• _Your task_:
Copy out all of the data exactly as it appears.

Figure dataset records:
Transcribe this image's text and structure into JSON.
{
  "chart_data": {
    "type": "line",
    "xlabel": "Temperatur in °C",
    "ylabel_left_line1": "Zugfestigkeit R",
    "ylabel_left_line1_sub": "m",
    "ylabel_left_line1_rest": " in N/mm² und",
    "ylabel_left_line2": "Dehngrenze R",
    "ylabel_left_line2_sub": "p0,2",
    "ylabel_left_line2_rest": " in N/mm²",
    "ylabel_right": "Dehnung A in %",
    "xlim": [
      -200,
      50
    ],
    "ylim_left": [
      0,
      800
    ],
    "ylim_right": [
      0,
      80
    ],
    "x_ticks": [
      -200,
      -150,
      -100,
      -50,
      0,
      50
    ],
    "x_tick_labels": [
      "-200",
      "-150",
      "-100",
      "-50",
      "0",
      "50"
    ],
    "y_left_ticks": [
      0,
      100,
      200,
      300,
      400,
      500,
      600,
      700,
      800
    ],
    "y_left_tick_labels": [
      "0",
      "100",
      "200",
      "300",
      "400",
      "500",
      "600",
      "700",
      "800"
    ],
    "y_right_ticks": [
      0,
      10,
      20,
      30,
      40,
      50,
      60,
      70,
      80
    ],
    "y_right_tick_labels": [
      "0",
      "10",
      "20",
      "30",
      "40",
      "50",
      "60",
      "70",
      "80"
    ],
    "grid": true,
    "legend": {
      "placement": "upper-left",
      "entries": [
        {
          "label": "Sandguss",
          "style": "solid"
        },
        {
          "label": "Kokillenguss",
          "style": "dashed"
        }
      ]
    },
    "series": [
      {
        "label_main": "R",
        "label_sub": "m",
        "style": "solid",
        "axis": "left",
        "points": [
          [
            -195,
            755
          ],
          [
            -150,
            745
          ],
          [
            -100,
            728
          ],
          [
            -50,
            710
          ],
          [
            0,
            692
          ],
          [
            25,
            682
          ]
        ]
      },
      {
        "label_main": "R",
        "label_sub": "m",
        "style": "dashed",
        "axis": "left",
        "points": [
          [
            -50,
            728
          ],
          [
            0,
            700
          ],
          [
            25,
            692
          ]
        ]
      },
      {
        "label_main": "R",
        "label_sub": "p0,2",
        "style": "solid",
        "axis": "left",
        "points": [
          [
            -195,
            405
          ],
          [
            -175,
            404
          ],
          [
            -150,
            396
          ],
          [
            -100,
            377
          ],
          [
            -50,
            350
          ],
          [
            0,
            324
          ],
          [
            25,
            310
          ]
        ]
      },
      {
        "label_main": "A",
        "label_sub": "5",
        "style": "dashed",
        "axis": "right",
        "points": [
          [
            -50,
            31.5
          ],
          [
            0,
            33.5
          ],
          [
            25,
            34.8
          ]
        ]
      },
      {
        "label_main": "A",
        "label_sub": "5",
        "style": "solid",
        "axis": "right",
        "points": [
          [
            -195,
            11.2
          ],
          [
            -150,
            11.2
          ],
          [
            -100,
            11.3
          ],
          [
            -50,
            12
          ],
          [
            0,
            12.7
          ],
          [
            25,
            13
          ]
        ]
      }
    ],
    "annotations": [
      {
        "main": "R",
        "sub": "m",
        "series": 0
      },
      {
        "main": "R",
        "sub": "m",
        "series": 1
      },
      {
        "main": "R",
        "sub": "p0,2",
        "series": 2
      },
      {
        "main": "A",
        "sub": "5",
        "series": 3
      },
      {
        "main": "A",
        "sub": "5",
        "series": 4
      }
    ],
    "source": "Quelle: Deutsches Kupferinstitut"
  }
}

• _Result of this task_:
Transcribe this image's text and structure into JSON.
{
  "chart_data": {
    "type": "line",
    "xlabel": "Temperatur in °C",
    "ylabel_left_line1": "Zugfestigkeit R",
    "ylabel_left_line1_sub": "m",
    "ylabel_left_line1_rest": " in N/mm² und",
    "ylabel_left_line2": "Dehngrenze R",
    "ylabel_left_line2_sub": "p0,2",
    "ylabel_left_line2_rest": " in N/mm²",
    "ylabel_right": "Dehnung A in %",
    "xlim": [
      -200,
      50
    ],
    "ylim_left": [
      0,
      800
    ],
    "ylim_right": [
      0,
      80
    ],
    "x_ticks": [
      -200,
      -150,
      -100,
      -50,
      0,
      50
    ],
    "x_tick_labels": [
      "-200",
      "-150",
      "-100",
      "-50",
      "0",
      "50"
    ],
    "y_left_ticks": [
      0,
      100,
      200,
      300,
      400,
      500,
      600,
      700,
      800
    ],
    "y_left_tick_labels": [
      "0",
      "100",
      "200",
      "300",
      "400",
      "500",
      "600",
      "700",
      "800"
    ],
    "y_right_ticks": [
      0,
      10,
      20,
      30,
      40,
      50,
      60,
      70,
      80
    ],
    "y_right_tick_labels": [
      "0",
      "10",
      "20",
      "30",
      "40",
      "50",
      "60",
      "70",
      "80"
    ],
    "grid": true,
    "legend": {
      "placement": "upper-left",
      "entries": [
        {
          "label": "Sandguss",
          "style": "solid"
        },
        {
          "label": "Kokillenguss",
          "style": "dashed"
        }
      ]
    },
    "series": [
      {
        "label_main": "R",
        "label_sub": "m",
        "style": "solid",
        "axis": "left",
        "points": [
          [
            -195,
            755
          ],
          [
            -150,
            745
          ],
          [
            -100,
            728
          ],
          [
            -50,
            710
          ],
          [
            0,
            692
          ],
          [
            25,
            682
          ]
        ]
      },
      {
        "label_main": "R",
        "label_sub": "m",
        "style": "dashed",
        "axis": "left",
        "points": [
          [
            -50,
            728
          ],
          [
            0,
            700
          ],
          [
            25,
            692
          ]
        ]
      },
      {
        "label_main": "R",
        "label_sub": "p0,2",
        "style": "solid",
        "axis": "left",
        "points": [
          [
            -195,
            405
          ],
          [
            -175,
            404
          ],
          [
            -150,
            396
          ],
          [
            -100,
            377
          ],
          [
            -50,
            350
          ],
          [
            0,
            324
          ],
          [
            25,
            310
          ]
        ]
      },
      {
        "label_main": "A",
        "label_sub": "5",
        "style": "dashed",
        "axis": "right",
        "points": [
          [
            -50,
            31.5
          ],
          [
            0,
            33.5
          ],
          [
            25,
            34.8
          ]
        ]
      },
      {
        "label_main": "A",
        "label_sub": "5",
        "style": "solid",
        "axis": "right",
        "points": [
          [
            -195,
            11.2
          ],
          [
            -150,
            11.2
          ],
          [
            -100,
            11.3
          ],
          [
            -50,
            12
          ],
          [
            0,
            12.7
          ],
          [
            25,
            13
          ]
        ]
      }
    ],
    "annotations": [
      {
        "main": "R",
        "sub": "m",
        "series": 0
      },
      {
        "main": "R",
        "sub": "m",
        "series": 1
      },
      {
        "main": "R",
        "sub": "p0,2",
        "series": 2
      },
      {
        "main": "A",
        "sub": "5",
        "series": 3
      },
      {
        "main": "A",
        "sub": "5",
        "series": 4
      }
    ],
    "source": "Quelle: Deutsches Kupferinstitut"
  }
}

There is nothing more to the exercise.